Some records
■ ■ ■

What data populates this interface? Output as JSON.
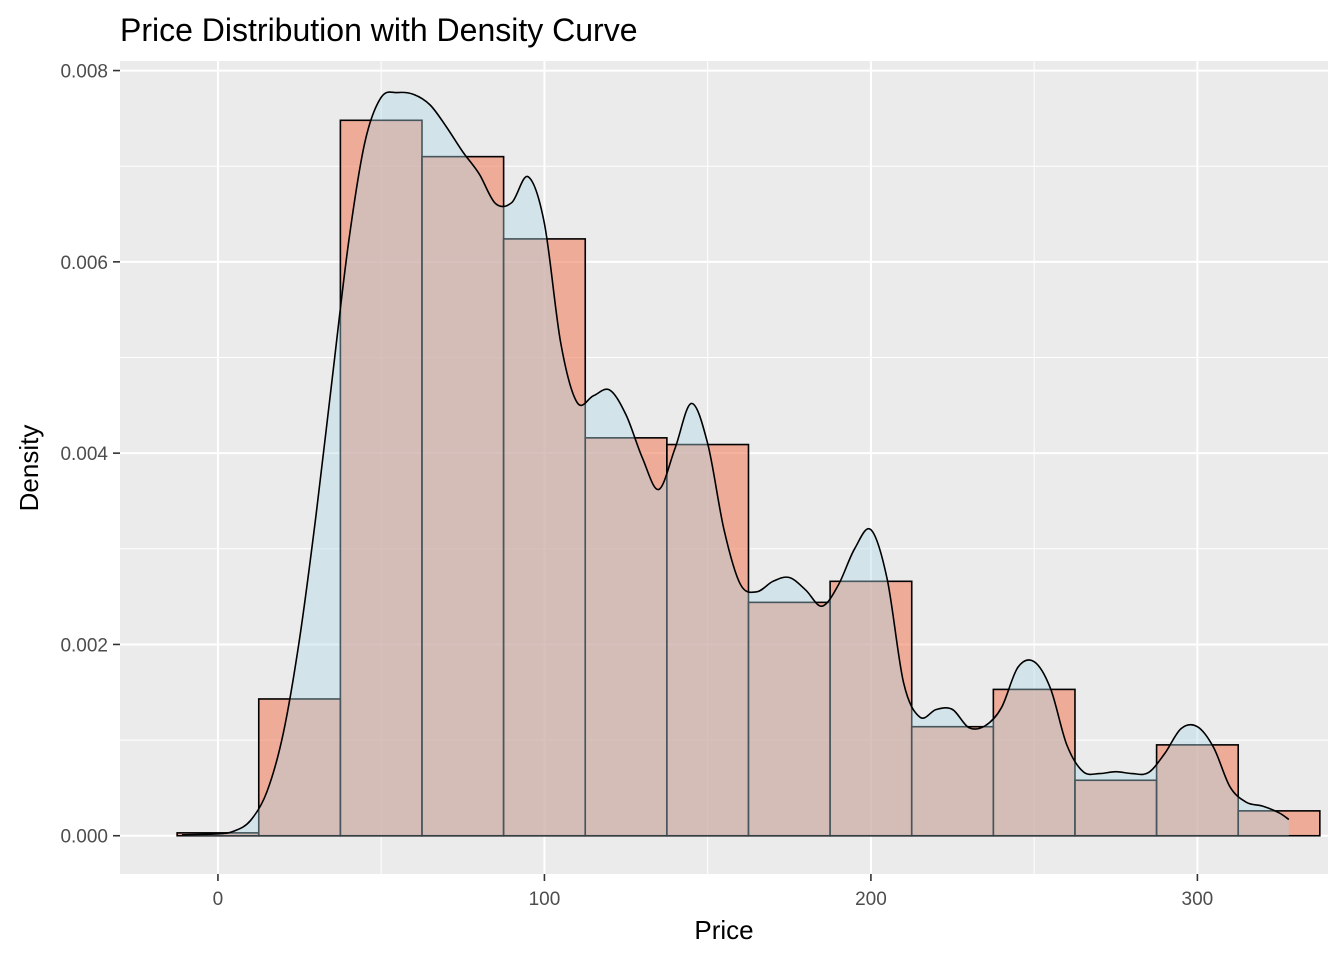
{
  "chart_data": {
    "type": "bar",
    "title": "Price Distribution with Density Curve",
    "xlabel": "Price",
    "ylabel": "Density",
    "xlim": [
      -30,
      340
    ],
    "ylim": [
      -0.0004,
      0.0081
    ],
    "x_ticks": [
      0,
      100,
      200,
      300
    ],
    "y_ticks": [
      0.0,
      0.002,
      0.004,
      0.006,
      0.008
    ],
    "x_tick_labels": [
      "0",
      "100",
      "200",
      "300"
    ],
    "y_tick_labels": [
      "0.000",
      "0.002",
      "0.004",
      "0.006",
      "0.008"
    ],
    "grid": true,
    "colors": {
      "panel": "#ebebeb",
      "grid": "#ffffff",
      "histogram_fill": "#f08060",
      "histogram_alpha": 0.6,
      "density_fill": "#add8e6",
      "density_alpha": 0.4,
      "outline": "#000000"
    },
    "histogram": {
      "bin_width": 25,
      "bins": [
        {
          "x_start": -12.5,
          "x_end": 12.5,
          "density": 3e-05
        },
        {
          "x_start": 12.5,
          "x_end": 37.5,
          "density": 0.00143
        },
        {
          "x_start": 37.5,
          "x_end": 62.5,
          "density": 0.00748
        },
        {
          "x_start": 62.5,
          "x_end": 87.5,
          "density": 0.0071
        },
        {
          "x_start": 87.5,
          "x_end": 112.5,
          "density": 0.00624
        },
        {
          "x_start": 112.5,
          "x_end": 137.5,
          "density": 0.00416
        },
        {
          "x_start": 137.5,
          "x_end": 162.5,
          "density": 0.00409
        },
        {
          "x_start": 162.5,
          "x_end": 187.5,
          "density": 0.00244
        },
        {
          "x_start": 187.5,
          "x_end": 212.5,
          "density": 0.00266
        },
        {
          "x_start": 212.5,
          "x_end": 237.5,
          "density": 0.00114
        },
        {
          "x_start": 237.5,
          "x_end": 262.5,
          "density": 0.00153
        },
        {
          "x_start": 262.5,
          "x_end": 287.5,
          "density": 0.00058
        },
        {
          "x_start": 287.5,
          "x_end": 312.5,
          "density": 0.00095
        },
        {
          "x_start": 312.5,
          "x_end": 337.5,
          "density": 0.00026
        }
      ]
    },
    "density_curve": {
      "x": [
        -11,
        0,
        5,
        10,
        15,
        20,
        25,
        30,
        35,
        40,
        45,
        50,
        55,
        60,
        65,
        70,
        75,
        80,
        85,
        90,
        95,
        100,
        105,
        110,
        115,
        120,
        125,
        130,
        135,
        140,
        145,
        150,
        155,
        160,
        165,
        170,
        175,
        180,
        185,
        190,
        195,
        200,
        205,
        210,
        215,
        220,
        225,
        230,
        235,
        240,
        245,
        250,
        255,
        260,
        265,
        270,
        275,
        280,
        285,
        290,
        295,
        300,
        305,
        310,
        315,
        320,
        325,
        328
      ],
      "y": [
        1e-05,
        2e-05,
        5e-05,
        0.00016,
        0.00046,
        0.00107,
        0.00206,
        0.00334,
        0.00478,
        0.0062,
        0.00725,
        0.00772,
        0.00777,
        0.00775,
        0.00764,
        0.00741,
        0.00715,
        0.00692,
        0.00661,
        0.00662,
        0.00689,
        0.0064,
        0.00515,
        0.00453,
        0.0046,
        0.00466,
        0.0044,
        0.00395,
        0.00362,
        0.00405,
        0.00452,
        0.0041,
        0.0032,
        0.00263,
        0.00255,
        0.00266,
        0.0027,
        0.00257,
        0.0024,
        0.00262,
        0.003,
        0.0032,
        0.00268,
        0.0016,
        0.00124,
        0.00132,
        0.00132,
        0.00113,
        0.00115,
        0.00134,
        0.00176,
        0.00182,
        0.00154,
        0.00095,
        0.00067,
        0.00065,
        0.00067,
        0.00065,
        0.00066,
        0.00086,
        0.00112,
        0.00114,
        0.00092,
        0.00051,
        0.00035,
        0.00031,
        0.00024,
        0.00017
      ]
    }
  }
}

■ ■ ■

*THE REQUEST*
In the entries above, identify every line with the string "Price".

*FINAL ANSWER*
    "title": "Price Distribution with Density Curve",
    "xlabel": "Price",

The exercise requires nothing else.